PROBLEM DESCRIPTION » What is the count of lines in the listing below that hold the string "name"? Reply with that number alone.

[Dataset records]
>> begin
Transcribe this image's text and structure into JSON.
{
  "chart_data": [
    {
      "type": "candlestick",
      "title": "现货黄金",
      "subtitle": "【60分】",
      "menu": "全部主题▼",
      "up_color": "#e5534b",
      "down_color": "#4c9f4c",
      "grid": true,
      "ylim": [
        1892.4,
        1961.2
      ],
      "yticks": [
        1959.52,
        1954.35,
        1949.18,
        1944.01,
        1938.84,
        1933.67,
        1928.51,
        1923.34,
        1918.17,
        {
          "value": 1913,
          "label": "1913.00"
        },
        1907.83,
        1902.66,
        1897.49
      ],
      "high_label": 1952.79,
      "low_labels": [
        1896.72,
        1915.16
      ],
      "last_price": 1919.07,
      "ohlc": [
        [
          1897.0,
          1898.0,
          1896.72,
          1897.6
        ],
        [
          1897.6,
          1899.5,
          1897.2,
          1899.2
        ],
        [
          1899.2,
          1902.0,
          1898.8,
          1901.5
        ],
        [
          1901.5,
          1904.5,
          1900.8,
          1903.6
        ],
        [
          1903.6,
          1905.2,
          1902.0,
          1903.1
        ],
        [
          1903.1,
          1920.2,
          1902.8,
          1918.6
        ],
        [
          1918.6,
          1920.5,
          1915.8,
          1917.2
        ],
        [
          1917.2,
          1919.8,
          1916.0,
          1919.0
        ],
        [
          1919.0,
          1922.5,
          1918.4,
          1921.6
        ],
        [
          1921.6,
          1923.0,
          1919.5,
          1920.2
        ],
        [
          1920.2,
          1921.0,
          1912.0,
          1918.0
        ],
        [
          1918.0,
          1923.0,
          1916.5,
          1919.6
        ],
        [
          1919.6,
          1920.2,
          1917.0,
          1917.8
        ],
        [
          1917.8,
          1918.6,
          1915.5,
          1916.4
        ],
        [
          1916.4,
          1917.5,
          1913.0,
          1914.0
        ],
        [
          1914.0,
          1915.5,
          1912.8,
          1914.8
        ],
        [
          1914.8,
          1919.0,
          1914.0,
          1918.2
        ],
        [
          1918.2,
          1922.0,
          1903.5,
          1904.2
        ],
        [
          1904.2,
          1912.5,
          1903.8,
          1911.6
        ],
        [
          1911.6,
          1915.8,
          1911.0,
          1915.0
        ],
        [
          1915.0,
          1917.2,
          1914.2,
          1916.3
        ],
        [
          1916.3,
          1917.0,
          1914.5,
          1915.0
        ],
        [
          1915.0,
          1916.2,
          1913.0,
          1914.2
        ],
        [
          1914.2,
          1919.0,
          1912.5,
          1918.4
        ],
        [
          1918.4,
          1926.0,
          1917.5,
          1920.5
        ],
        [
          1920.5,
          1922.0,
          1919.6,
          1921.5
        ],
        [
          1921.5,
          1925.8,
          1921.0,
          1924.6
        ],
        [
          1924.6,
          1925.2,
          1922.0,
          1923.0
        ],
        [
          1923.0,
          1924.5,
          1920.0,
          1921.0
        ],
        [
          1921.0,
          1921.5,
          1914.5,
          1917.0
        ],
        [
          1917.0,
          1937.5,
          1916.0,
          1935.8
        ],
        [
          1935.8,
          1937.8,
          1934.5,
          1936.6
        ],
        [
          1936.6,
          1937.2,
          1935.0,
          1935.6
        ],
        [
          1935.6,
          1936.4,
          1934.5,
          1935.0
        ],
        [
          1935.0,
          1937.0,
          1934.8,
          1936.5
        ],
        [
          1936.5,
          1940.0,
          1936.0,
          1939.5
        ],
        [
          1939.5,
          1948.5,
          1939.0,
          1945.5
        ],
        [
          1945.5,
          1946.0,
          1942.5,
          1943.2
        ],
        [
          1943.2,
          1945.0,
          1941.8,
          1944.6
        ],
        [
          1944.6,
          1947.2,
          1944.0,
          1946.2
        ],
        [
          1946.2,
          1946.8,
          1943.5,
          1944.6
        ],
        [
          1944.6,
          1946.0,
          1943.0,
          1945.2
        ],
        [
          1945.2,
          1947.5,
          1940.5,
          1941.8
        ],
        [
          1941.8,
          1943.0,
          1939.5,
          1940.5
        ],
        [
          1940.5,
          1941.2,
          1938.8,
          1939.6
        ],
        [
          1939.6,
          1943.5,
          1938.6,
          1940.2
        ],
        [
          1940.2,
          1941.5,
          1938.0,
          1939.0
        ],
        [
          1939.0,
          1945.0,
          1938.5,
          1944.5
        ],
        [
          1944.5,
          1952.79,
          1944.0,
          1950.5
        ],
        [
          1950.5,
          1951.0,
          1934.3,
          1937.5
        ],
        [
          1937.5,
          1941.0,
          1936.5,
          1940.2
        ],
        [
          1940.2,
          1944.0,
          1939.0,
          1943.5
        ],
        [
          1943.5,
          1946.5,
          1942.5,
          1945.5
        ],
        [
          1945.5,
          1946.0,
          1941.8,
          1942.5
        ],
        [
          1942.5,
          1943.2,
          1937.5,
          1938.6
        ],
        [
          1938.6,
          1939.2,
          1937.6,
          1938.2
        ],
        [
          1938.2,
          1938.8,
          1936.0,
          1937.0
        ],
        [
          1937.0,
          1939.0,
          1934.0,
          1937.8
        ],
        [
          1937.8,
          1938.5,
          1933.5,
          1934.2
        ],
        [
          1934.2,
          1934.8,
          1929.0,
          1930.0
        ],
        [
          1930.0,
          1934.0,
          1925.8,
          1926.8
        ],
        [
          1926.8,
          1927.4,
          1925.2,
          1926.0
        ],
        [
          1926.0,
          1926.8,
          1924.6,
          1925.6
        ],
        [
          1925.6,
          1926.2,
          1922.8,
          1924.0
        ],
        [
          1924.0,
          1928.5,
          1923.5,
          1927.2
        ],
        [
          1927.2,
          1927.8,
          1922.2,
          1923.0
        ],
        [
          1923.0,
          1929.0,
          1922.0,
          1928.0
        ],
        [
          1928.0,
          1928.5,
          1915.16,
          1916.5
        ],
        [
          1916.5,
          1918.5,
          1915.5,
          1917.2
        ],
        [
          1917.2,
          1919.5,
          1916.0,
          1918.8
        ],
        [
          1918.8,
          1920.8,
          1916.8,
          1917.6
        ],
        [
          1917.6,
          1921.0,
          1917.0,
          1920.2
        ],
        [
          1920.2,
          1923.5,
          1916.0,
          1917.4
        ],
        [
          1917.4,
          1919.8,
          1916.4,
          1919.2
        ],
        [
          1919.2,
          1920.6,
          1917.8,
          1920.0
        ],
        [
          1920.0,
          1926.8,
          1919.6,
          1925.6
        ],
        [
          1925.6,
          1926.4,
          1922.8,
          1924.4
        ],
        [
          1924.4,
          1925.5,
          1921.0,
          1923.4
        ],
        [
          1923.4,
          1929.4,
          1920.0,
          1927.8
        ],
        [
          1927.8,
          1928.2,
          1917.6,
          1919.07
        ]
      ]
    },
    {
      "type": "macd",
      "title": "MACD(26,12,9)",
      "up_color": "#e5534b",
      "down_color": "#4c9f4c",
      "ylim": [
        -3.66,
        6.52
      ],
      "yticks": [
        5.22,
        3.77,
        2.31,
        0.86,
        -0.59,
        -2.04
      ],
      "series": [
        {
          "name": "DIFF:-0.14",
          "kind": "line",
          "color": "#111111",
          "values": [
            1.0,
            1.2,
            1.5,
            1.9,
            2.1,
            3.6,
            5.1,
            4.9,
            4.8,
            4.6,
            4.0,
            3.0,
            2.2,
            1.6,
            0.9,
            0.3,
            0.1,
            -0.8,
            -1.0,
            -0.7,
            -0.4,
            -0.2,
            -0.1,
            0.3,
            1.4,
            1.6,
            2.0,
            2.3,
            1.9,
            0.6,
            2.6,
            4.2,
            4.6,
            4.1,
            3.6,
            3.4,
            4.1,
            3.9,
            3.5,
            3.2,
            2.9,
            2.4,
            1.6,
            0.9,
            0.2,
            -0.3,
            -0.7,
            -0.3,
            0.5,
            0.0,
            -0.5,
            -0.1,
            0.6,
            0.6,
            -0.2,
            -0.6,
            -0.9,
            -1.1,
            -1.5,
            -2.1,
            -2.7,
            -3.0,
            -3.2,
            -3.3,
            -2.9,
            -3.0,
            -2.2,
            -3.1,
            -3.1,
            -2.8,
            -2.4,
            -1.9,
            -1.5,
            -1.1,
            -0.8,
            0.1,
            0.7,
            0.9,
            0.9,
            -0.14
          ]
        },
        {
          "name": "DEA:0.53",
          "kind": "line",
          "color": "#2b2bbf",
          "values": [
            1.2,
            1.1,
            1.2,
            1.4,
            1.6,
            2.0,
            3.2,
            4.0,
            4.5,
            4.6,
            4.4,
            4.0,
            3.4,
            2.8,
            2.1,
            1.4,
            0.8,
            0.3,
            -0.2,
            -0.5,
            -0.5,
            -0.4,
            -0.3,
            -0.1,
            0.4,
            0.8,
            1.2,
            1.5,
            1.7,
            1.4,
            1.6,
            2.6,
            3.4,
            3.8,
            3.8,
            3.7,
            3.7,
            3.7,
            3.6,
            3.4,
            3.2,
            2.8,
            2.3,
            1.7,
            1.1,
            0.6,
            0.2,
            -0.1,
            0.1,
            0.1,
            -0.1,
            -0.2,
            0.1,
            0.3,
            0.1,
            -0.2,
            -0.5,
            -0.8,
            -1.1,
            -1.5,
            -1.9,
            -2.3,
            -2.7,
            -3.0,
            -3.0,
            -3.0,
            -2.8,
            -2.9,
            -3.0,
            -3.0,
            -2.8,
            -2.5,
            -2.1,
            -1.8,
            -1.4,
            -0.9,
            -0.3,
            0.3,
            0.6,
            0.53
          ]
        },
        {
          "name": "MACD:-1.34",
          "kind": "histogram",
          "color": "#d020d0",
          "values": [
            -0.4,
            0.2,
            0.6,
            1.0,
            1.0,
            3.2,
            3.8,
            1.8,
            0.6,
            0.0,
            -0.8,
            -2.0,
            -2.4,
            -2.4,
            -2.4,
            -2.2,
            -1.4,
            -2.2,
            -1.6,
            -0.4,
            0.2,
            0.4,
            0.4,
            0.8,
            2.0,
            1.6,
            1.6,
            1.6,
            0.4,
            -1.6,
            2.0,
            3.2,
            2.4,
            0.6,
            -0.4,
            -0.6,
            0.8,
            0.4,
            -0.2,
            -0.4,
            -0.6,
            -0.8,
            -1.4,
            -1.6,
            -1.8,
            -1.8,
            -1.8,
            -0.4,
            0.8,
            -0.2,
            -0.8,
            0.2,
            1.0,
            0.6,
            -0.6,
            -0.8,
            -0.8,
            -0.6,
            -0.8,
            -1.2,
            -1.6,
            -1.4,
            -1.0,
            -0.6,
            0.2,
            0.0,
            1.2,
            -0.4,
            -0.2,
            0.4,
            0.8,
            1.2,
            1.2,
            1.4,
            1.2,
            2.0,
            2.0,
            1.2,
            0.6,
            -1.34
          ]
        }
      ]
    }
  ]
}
>> end
REPLY » 3